Extract the complete listing and repeat it word for word.

═════ Exercise materials

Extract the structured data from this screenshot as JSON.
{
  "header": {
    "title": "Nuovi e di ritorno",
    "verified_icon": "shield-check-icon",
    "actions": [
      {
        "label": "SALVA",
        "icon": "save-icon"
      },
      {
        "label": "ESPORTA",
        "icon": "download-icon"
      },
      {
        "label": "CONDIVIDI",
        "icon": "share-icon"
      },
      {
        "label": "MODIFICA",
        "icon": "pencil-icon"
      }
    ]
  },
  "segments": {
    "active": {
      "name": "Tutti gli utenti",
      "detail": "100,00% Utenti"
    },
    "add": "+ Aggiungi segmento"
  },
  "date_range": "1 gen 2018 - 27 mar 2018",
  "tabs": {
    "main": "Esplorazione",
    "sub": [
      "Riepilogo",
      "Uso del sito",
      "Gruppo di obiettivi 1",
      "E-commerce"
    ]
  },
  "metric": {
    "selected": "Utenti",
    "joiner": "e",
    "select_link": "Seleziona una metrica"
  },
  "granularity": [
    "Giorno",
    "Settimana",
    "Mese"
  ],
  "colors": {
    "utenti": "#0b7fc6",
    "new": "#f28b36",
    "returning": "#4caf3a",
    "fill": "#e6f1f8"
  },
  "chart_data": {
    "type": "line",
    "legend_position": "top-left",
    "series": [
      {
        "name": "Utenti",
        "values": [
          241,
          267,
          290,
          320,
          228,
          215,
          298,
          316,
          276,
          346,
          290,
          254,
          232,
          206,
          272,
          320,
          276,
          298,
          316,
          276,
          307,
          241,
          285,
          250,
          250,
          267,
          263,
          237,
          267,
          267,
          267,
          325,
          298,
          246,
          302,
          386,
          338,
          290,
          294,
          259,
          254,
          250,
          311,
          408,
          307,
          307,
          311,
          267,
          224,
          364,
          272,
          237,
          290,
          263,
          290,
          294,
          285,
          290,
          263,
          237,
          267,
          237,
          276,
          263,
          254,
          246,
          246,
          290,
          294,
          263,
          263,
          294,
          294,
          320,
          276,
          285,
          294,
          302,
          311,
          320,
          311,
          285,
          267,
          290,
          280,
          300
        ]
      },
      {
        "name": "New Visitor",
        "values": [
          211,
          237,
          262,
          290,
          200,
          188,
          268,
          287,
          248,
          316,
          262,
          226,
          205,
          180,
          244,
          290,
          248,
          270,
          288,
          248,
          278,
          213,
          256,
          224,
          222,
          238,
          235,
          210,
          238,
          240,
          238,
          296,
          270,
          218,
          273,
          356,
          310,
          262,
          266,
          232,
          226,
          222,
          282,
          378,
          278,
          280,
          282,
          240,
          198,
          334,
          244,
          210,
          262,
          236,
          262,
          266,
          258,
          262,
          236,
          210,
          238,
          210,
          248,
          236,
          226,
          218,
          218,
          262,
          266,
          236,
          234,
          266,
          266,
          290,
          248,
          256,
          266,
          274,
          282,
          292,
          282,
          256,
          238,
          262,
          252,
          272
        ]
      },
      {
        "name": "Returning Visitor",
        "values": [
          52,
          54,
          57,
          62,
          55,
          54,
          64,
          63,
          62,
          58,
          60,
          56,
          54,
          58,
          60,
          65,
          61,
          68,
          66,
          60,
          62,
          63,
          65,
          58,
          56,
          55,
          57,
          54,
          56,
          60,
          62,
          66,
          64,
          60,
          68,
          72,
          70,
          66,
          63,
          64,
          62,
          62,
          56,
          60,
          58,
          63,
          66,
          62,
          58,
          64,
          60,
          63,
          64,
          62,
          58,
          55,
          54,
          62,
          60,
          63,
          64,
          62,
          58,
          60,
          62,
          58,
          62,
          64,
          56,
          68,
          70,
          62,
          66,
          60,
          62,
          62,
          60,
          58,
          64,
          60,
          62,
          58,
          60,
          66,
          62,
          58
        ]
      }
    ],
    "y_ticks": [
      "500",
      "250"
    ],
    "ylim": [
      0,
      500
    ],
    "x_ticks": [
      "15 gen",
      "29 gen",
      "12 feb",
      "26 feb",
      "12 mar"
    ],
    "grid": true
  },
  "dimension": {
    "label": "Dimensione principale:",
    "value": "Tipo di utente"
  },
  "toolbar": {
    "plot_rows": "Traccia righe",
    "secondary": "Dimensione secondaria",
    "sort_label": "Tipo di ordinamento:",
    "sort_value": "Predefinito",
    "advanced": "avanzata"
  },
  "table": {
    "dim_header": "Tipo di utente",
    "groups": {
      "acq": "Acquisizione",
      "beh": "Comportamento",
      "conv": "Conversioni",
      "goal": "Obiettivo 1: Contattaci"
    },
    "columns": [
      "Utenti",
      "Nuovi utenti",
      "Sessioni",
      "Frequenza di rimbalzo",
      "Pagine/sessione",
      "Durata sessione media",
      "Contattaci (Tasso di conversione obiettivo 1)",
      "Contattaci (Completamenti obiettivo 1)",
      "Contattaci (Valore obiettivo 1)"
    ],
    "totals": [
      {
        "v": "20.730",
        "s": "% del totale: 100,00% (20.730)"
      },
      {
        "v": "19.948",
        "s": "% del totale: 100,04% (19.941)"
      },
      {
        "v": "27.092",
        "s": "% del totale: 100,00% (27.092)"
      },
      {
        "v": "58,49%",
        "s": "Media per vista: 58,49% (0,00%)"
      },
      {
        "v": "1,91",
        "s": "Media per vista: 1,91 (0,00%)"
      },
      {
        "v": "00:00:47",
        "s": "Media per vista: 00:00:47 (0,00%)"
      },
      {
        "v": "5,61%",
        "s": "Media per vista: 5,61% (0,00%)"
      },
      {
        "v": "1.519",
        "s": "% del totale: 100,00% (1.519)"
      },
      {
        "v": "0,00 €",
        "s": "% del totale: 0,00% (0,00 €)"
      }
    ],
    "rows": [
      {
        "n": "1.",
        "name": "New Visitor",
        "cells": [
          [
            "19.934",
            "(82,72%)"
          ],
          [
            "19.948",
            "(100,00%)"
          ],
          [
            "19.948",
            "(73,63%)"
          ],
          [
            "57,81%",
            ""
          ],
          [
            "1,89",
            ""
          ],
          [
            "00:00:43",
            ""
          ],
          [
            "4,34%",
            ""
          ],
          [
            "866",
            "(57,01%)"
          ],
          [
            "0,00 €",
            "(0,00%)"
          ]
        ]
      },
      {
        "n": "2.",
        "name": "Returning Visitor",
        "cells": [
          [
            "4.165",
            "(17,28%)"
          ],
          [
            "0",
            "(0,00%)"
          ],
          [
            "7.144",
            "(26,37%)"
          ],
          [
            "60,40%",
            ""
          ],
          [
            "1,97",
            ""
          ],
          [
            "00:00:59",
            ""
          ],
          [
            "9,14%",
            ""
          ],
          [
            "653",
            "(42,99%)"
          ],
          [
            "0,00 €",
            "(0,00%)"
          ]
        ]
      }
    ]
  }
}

══════════

• **Output of the task**:
Extract the structured data from this screenshot as JSON.
{
  "header": {
    "title": "Nuovi e di ritorno",
    "verified_icon": "shield-check-icon",
    "actions": [
      {
        "label": "SALVA",
        "icon": "save-icon"
      },
      {
        "label": "ESPORTA",
        "icon": "download-icon"
      },
      {
        "label": "CONDIVIDI",
        "icon": "share-icon"
      },
      {
        "label": "MODIFICA",
        "icon": "pencil-icon"
      }
    ]
  },
  "segments": {
    "active": {
      "name": "Tutti gli utenti",
      "detail": "100,00% Utenti"
    },
    "add": "+ Aggiungi segmento"
  },
  "date_range": "1 gen 2018 - 27 mar 2018",
  "tabs": {
    "main": "Esplorazione",
    "sub": [
      "Riepilogo",
      "Uso del sito",
      "Gruppo di obiettivi 1",
      "E-commerce"
    ]
  },
  "metric": {
    "selected": "Utenti",
    "joiner": "e",
    "select_link": "Seleziona una metrica"
  },
  "granularity": [
    "Giorno",
    "Settimana",
    "Mese"
  ],
  "colors": {
    "utenti": "#0b7fc6",
    "new": "#f28b36",
    "returning": "#4caf3a",
    "fill": "#e6f1f8"
  },
  "chart_data": {
    "type": "line",
    "legend_position": "top-left",
    "series": [
      {
        "name": "Utenti",
        "values": [
          241,
          267,
          290,
          320,
          228,
          215,
          298,
          316,
          276,
          346,
          290,
          254,
          232,
          206,
          272,
          320,
          276,
          298,
          316,
          276,
          307,
          241,
          285,
          250,
          250,
          267,
          263,
          237,
          267,
          267,
          267,
          325,
          298,
          246,
          302,
          386,
          338,
          290,
          294,
          259,
          254,
          250,
          311,
          408,
          307,
          307,
          311,
          267,
          224,
          364,
          272,
          237,
          290,
          263,
          290,
          294,
          285,
          290,
          263,
          237,
          267,
          237,
          276,
          263,
          254,
          246,
          246,
          290,
          294,
          263,
          263,
          294,
          294,
          320,
          276,
          285,
          294,
          302,
          311,
          320,
          311,
          285,
          267,
          290,
          280,
          300
        ]
      },
      {
        "name": "New Visitor",
        "values": [
          211,
          237,
          262,
          290,
          200,
          188,
          268,
          287,
          248,
          316,
          262,
          226,
          205,
          180,
          244,
          290,
          248,
          270,
          288,
          248,
          278,
          213,
          256,
          224,
          222,
          238,
          235,
          210,
          238,
          240,
          238,
          296,
          270,
          218,
          273,
          356,
          310,
          262,
          266,
          232,
          226,
          222,
          282,
          378,
          278,
          280,
          282,
          240,
          198,
          334,
          244,
          210,
          262,
          236,
          262,
          266,
          258,
          262,
          236,
          210,
          238,
          210,
          248,
          236,
          226,
          218,
          218,
          262,
          266,
          236,
          234,
          266,
          266,
          290,
          248,
          256,
          266,
          274,
          282,
          292,
          282,
          256,
          238,
          262,
          252,
          272
        ]
      },
      {
        "name": "Returning Visitor",
        "values": [
          52,
          54,
          57,
          62,
          55,
          54,
          64,
          63,
          62,
          58,
          60,
          56,
          54,
          58,
          60,
          65,
          61,
          68,
          66,
          60,
          62,
          63,
          65,
          58,
          56,
          55,
          57,
          54,
          56,
          60,
          62,
          66,
          64,
          60,
          68,
          72,
          70,
          66,
          63,
          64,
          62,
          62,
          56,
          60,
          58,
          63,
          66,
          62,
          58,
          64,
          60,
          63,
          64,
          62,
          58,
          55,
          54,
          62,
          60,
          63,
          64,
          62,
          58,
          60,
          62,
          58,
          62,
          64,
          56,
          68,
          70,
          62,
          66,
          60,
          62,
          62,
          60,
          58,
          64,
          60,
          62,
          58,
          60,
          66,
          62,
          58
        ]
      }
    ],
    "y_ticks": [
      "500",
      "250"
    ],
    "ylim": [
      0,
      500
    ],
    "x_ticks": [
      "15 gen",
      "29 gen",
      "12 feb",
      "26 feb",
      "12 mar"
    ],
    "grid": true
  },
  "dimension": {
    "label": "Dimensione principale:",
    "value": "Tipo di utente"
  },
  "toolbar": {
    "plot_rows": "Traccia righe",
    "secondary": "Dimensione secondaria",
    "sort_label": "Tipo di ordinamento:",
    "sort_value": "Predefinito",
    "advanced": "avanzata"
  },
  "table": {
    "dim_header": "Tipo di utente",
    "groups": {
      "acq": "Acquisizione",
      "beh": "Comportamento",
      "conv": "Conversioni",
      "goal": "Obiettivo 1: Contattaci"
    },
    "columns": [
      "Utenti",
      "Nuovi utenti",
      "Sessioni",
      "Frequenza di rimbalzo",
      "Pagine/sessione",
      "Durata sessione media",
      "Contattaci (Tasso di conversione obiettivo 1)",
      "Contattaci (Completamenti obiettivo 1)",
      "Contattaci (Valore obiettivo 1)"
    ],
    "totals": [
      {
        "v": "20.730",
        "s": "% del totale: 100,00% (20.730)"
      },
      {
        "v": "19.948",
        "s": "% del totale: 100,04% (19.941)"
      },
      {
        "v": "27.092",
        "s": "% del totale: 100,00% (27.092)"
      },
      {
        "v": "58,49%",
        "s": "Media per vista: 58,49% (0,00%)"
      },
      {
        "v": "1,91",
        "s": "Media per vista: 1,91 (0,00%)"
      },
      {
        "v": "00:00:47",
        "s": "Media per vista: 00:00:47 (0,00%)"
      },
      {
        "v": "5,61%",
        "s": "Media per vista: 5,61% (0,00%)"
      },
      {
        "v": "1.519",
        "s": "% del totale: 100,00% (1.519)"
      },
      {
        "v": "0,00 €",
        "s": "% del totale: 0,00% (0,00 €)"
      }
    ],
    "rows": [
      {
        "n": "1.",
        "name": "New Visitor",
        "cells": [
          [
            "19.934",
            "(82,72%)"
          ],
          [
            "19.948",
            "(100,00%)"
          ],
          [
            "19.948",
            "(73,63%)"
          ],
          [
            "57,81%",
            ""
          ],
          [
            "1,89",
            ""
          ],
          [
            "00:00:43",
            ""
          ],
          [
            "4,34%",
            ""
          ],
          [
            "866",
            "(57,01%)"
          ],
          [
            "0,00 €",
            "(0,00%)"
          ]
        ]
      },
      {
        "n": "2.",
        "name": "Returning Visitor",
        "cells": [
          [
            "4.165",
            "(17,28%)"
          ],
          [
            "0",
            "(0,00%)"
          ],
          [
            "7.144",
            "(26,37%)"
          ],
          [
            "60,40%",
            ""
          ],
          [
            "1,97",
            ""
          ],
          [
            "00:00:59",
            ""
          ],
          [
            "9,14%",
            ""
          ],
          [
            "653",
            "(42,99%)"
          ],
          [
            "0,00 €",
            "(0,00%)"
          ]
        ]
      }
    ]
  }
}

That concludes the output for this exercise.